- Directive:
Count every line that has the word "measurements" in it; give no more than the number.

Dataset items
§

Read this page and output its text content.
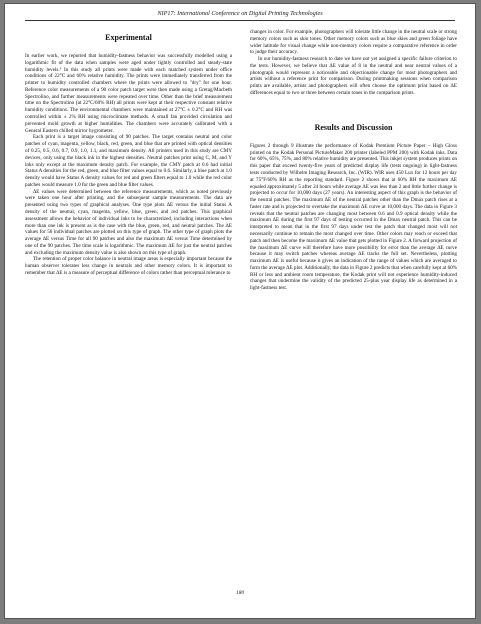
NIP17: International Conference on Digital Printing Technologies
Experimental

In earlier work, we reported that humidity-fastness behavior was successfully modelled using a logarithmic fit of the data when samples were aged under tightly controlled and steady-state humidity levels.³ In this study all prints were made with each matched system under office conditions of 22°C and 60% relative humidity. The prints were immediately transferred from the printer to humidity controlled chambers where the prints were allowed to "dry" for one hour. Reference color measurements of a 90 color patch target were then made using a Gretag/Macbeth Spectrolino, and further measurements were repeated over time. Other than the brief measurement time on the Spectrolino (at 22°C/60% RH) all prints were kept at their respective constant relative humidity conditions. The environmental chambers were maintained at 27°C ± 0.2°C and RH was controlled within ± 2% RH using microclimate methods. A small fan provided circulation and prevented mold growth at higher humidities. The chambers were accurately calibrated with a General Eastern chilled mirror hygrometer.

Each print is a target image consisting of 90 patches. The target contains neutral and color patches of cyan, magenta, yellow, black, red, green, and blue that are printed with optical densities of 0.25, 0.5, 0.6, 0.7, 0.9, 1.0, 1.1, and maximum density. All printers used in this study are CMY devices, only using the black ink in the highest densities. Neutral patches print using C, M, and Y inks only except at the maximum density patch. For example, the CMY patch at 0.6 had initial Status A densities for the red, green, and blue filter values equal to 0.6. Similarly, a blue patch at 1.0 density would have Status A density values for red and green filters equal to 1.0 while the red color patches would measure 1.0 for the green and blue filter values.

ΔE values were determined between the reference measurements, which as noted previously were taken one hour after printing, and the subsequent sample measurements. The data are presented using two types of graphical analyses. One type plots ΔE versus the initial Status A density of the neutral, cyan, magenta, yellow, blue, green, and red patches. This graphical assessment allows the behavior of individual inks to be characterized, including interactions when more than one ink is present as is the case with the blue, green, red, and neutral patches. The ΔE values for 56 individual patches are plotted on this type of graph. The other type of graph plots the average ΔE versus Time for all 90 patches and also the maximum ΔE versus Time determined by one of the 90 patches. The time scale is logarithmic. The maximum ΔE for just the neutral patches and excluding the maximum density value is also shown on this type of graph.

The retention of proper color balance in neutral image areas is especially important because the human observer tolerates less change in neutrals and other memory colors. It is important to remember that ΔE is a measure of perceptual difference of colors rather than perceptual tolerance to

changes in color. For example, photographers will tolerate little change in the neutral scale or strong memory colors such as skin tones. Other memory colors such as blue skies and green foliage have wider latitude for visual change while non-memory colors require a comparative reference in order to judge their accuracy.

In our humidity-fastness research to date we have not yet assigned a specific failure criterion to the tests. However, we believe that ΔE value of 8 in the neutral and near neutral values of a photograph would represent a noticeable and objectionable change for most photographers and artists without a reference print for comparison. During printmaking sessions when comparison prints are available, artists and photographers will often choose the optimum print based on ΔE differences equal to two or three between certain tones in the comparison prints.

Results and Discussion

Figures 2 through 9 illustrate the performance of Kodak Premium Picture Paper – High Gloss printed on the Kodak Personal PictureMaker 200 printer (labeled PPM 200) with Kodak inks. Data for 60%, 65%, 75%, and 80% relative humidity are presented. This inkjet system produces prints on this paper that exceed twenty-five years of predicted display life (tests ongoing) in light-fastness tests conducted by Wilhelm Imaging Research, Inc. (WIR). WIR uses 450 Lux for 12 hours per day at 75°F/60% RH as the reporting standard. Figure 2 shows that at 60% RH the maximum ΔE equaled approximately 5 after 24 hours while average ΔE was less than 2 and little further change is projected to occur for 10,000 days (27 years). An interesting aspect of this graph is the behavior of the neutral patches. The maximum ΔE of the neutral patches other than the Dmax patch rises at a faster rate and is projected to overtake the maximum ΔE curve at 10,000 days. The data in Figure 3 reveals that the neutral patches are changing most between 0.6 and 0.9 optical density while the maximum ΔE during the first 97 days of testing occurred in the Dmax neutral patch. This can be interpreted to mean that in the first 97 days under test the patch that changed most will not necessarily continue to remain the most changed over time. Other colors may reach or exceed that patch and then become the maximum ΔE value that gets plotted in Figure 2. A forward projection of the maximum ΔE curve will therefore have more possibility for error than the average ΔE curve because it may switch patches whereas average ΔE tracks the full set. Nevertheless, plotting maximum ΔE is useful because it gives an indication of the range of values which are averaged to form the average ΔE plot. Additionally, the data in Figure 2 predicts that when carefully kept at 60% RH or less and ambient room temperature, the Kodak print will not experience humidity-induced changes that undermine the validity of the predicted 25-plus year display life as determined in a light-fastness test.

180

§

- Solution to this exercise:
2